=== LISTED RECORDS ===

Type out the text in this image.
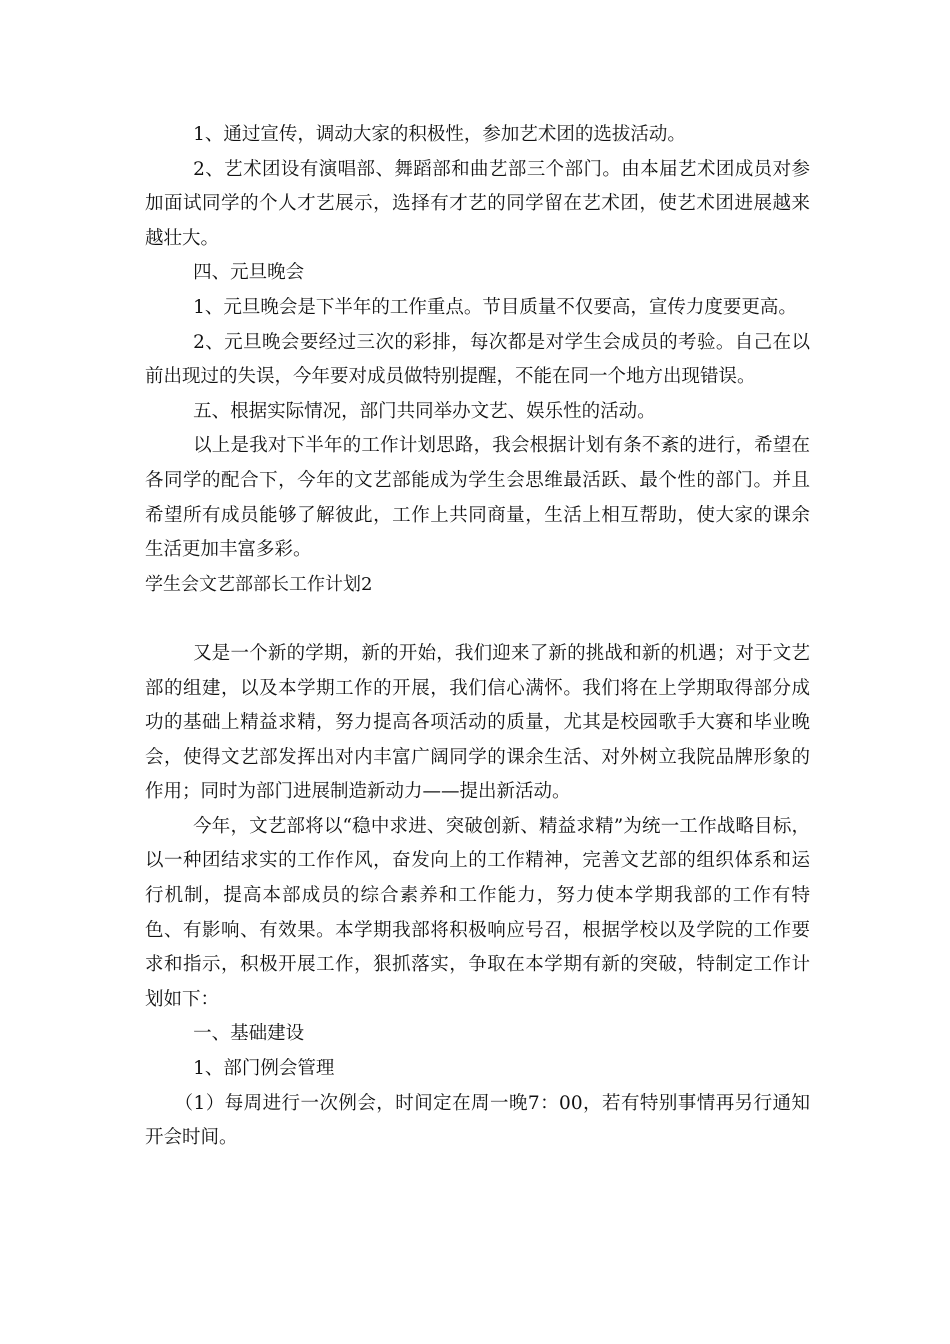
1、通过宣传，调动大家的积极性，参加艺术团的选拔活动。

2、艺术团设有演唱部、舞蹈部和曲艺部三个部门。由本届艺术团成员对参加面试同学的个人才艺展示，选择有才艺的同学留在艺术团，使艺术团进展越来越壮大。

四、元旦晚会

1、元旦晚会是下半年的工作重点。节目质量不仅要高，宣传力度要更高。

2、元旦晚会要经过三次的彩排，每次都是对学生会成员的考验。自己在以前出现过的失误，今年要对成员做特别提醒，不能在同一个地方出现错误。

五、根据实际情况，部门共同举办文艺、娱乐性的活动。

以上是我对下半年的工作计划思路，我会根据计划有条不紊的进行，希望在各同学的配合下，今年的文艺部能成为学生会思维最活跃、最个性的部门。并且希望所有成员能够了解彼此，工作上共同商量，生活上相互帮助，使大家的课余生活更加丰富多彩。

学生会文艺部部长工作计划2

又是一个新的学期，新的开始，我们迎来了新的挑战和新的机遇；对于文艺部的组建，以及本学期工作的开展，我们信心满怀。我们将在上学期取得部分成功的基础上精益求精，努力提高各项活动的质量，尤其是校园歌手大赛和毕业晚会，使得文艺部发挥出对内丰富广阔同学的课余生活、对外树立我院品牌形象的作用；同时为部门进展制造新动力——提出新活动。

今年，文艺部将以“稳中求进、突破创新、精益求精”为统一工作战略目标，以一种团结求实的工作作风，奋发向上的工作精神，完善文艺部的组织体系和运行机制，提高本部成员的综合素养和工作能力，努力使本学期我部的工作有特色、有影响、有效果。本学期我部将积极响应号召，根据学校以及学院的工作要求和指示，积极开展工作，狠抓落实，争取在本学期有新的突破，特制定工作计划如下：

一、基础建设

1、部门例会管理

（1）每周进行一次例会，时间定在周一晚7：00，若有特别事情再另行通知开会时间。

===

§ **STATED GOAL**: Quote the records above exactly, leaving out any pictures.

§ **FULL ANSWER**:
Type out the text in this image.
1、通过宣传，调动大家的积极性，参加艺术团的选拔活动。

2、艺术团设有演唱部、舞蹈部和曲艺部三个部门。由本届艺术团成员对参加面试同学的个人才艺展示，选择有才艺的同学留在艺术团，使艺术团进展越来越壮大。

四、元旦晚会

1、元旦晚会是下半年的工作重点。节目质量不仅要高，宣传力度要更高。

2、元旦晚会要经过三次的彩排，每次都是对学生会成员的考验。自己在以前出现过的失误，今年要对成员做特别提醒，不能在同一个地方出现错误。

五、根据实际情况，部门共同举办文艺、娱乐性的活动。

以上是我对下半年的工作计划思路，我会根据计划有条不紊的进行，希望在各同学的配合下，今年的文艺部能成为学生会思维最活跃、最个性的部门。并且希望所有成员能够了解彼此，工作上共同商量，生活上相互帮助，使大家的课余生活更加丰富多彩。

学生会文艺部部长工作计划2

又是一个新的学期，新的开始，我们迎来了新的挑战和新的机遇；对于文艺部的组建，以及本学期工作的开展，我们信心满怀。我们将在上学期取得部分成功的基础上精益求精，努力提高各项活动的质量，尤其是校园歌手大赛和毕业晚会，使得文艺部发挥出对内丰富广阔同学的课余生活、对外树立我院品牌形象的作用；同时为部门进展制造新动力——提出新活动。

今年，文艺部将以“稳中求进、突破创新、精益求精”为统一工作战略目标，以一种团结求实的工作作风，奋发向上的工作精神，完善文艺部的组织体系和运行机制，提高本部成员的综合素养和工作能力，努力使本学期我部的工作有特色、有影响、有效果。本学期我部将积极响应号召，根据学校以及学院的工作要求和指示，积极开展工作，狠抓落实，争取在本学期有新的突破，特制定工作计划如下：

一、基础建设

1、部门例会管理

（1）每周进行一次例会，时间定在周一晚7：00，若有特别事情再另行通知开会时间。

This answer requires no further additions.